◆ Problem description ◆
Lay out everything from the first line of the rows below down to and including the line that contains "candlestick xyxy=(498,178,514,201)" as a JSON list of strings, with one string per line and blank lines omitted.

+---+

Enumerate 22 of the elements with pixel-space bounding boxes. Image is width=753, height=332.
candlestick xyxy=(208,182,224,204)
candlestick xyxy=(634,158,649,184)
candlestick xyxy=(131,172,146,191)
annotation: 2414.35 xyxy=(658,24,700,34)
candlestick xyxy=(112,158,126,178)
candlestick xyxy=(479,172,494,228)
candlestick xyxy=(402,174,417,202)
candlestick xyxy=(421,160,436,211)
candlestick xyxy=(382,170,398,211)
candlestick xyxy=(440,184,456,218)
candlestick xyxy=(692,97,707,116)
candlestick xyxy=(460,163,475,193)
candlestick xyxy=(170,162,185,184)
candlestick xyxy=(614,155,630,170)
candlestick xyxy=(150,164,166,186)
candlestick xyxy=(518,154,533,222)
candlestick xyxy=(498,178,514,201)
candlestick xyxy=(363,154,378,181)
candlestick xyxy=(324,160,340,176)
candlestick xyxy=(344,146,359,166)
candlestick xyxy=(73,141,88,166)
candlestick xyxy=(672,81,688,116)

+---+

◆ Solution for this exercise ◆
[
  "Enumerate 22 of the elements with pixel-space bounding boxes. Image is width=753, height=332.",
  "candlestick xyxy=(208,182,224,204)",
  "candlestick xyxy=(634,158,649,184)",
  "candlestick xyxy=(131,172,146,191)",
  "annotation: 2414.35 xyxy=(658,24,700,34)",
  "candlestick xyxy=(112,158,126,178)",
  "candlestick xyxy=(479,172,494,228)",
  "candlestick xyxy=(402,174,417,202)",
  "candlestick xyxy=(421,160,436,211)",
  "candlestick xyxy=(382,170,398,211)",
  "candlestick xyxy=(440,184,456,218)",
  "candlestick xyxy=(692,97,707,116)",
  "candlestick xyxy=(460,163,475,193)",
  "candlestick xyxy=(170,162,185,184)",
  "candlestick xyxy=(614,155,630,170)",
  "candlestick xyxy=(150,164,166,186)",
  "candlestick xyxy=(518,154,533,222)",
  "candlestick xyxy=(498,178,514,201)"
]